(Saved data entries)
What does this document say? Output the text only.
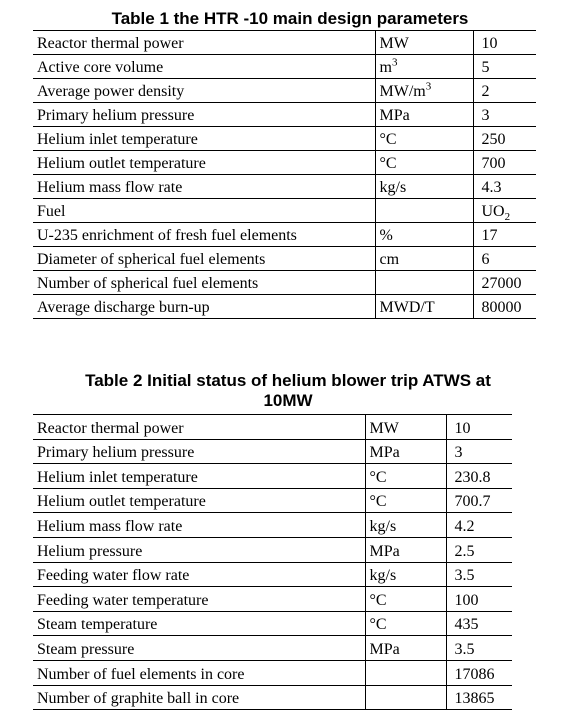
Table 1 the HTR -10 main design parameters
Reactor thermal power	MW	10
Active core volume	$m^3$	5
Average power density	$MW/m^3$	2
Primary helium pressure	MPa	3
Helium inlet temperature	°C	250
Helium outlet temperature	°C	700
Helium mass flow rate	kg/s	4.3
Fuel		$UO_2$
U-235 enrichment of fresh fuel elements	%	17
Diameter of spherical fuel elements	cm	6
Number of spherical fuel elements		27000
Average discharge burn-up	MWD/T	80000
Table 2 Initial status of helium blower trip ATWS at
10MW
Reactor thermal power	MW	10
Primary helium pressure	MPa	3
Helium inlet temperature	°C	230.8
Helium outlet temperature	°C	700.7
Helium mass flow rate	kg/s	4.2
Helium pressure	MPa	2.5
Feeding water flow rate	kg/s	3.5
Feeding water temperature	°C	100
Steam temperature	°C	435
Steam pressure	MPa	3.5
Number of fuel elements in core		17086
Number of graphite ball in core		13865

◆ **Task instructions**: Scan the material above for the word "Average". Copy each line where it occurs.

◆ **Solution for this task**:
Average power density	$MW/m^3$	2
Average discharge burn-up	MWD/T	80000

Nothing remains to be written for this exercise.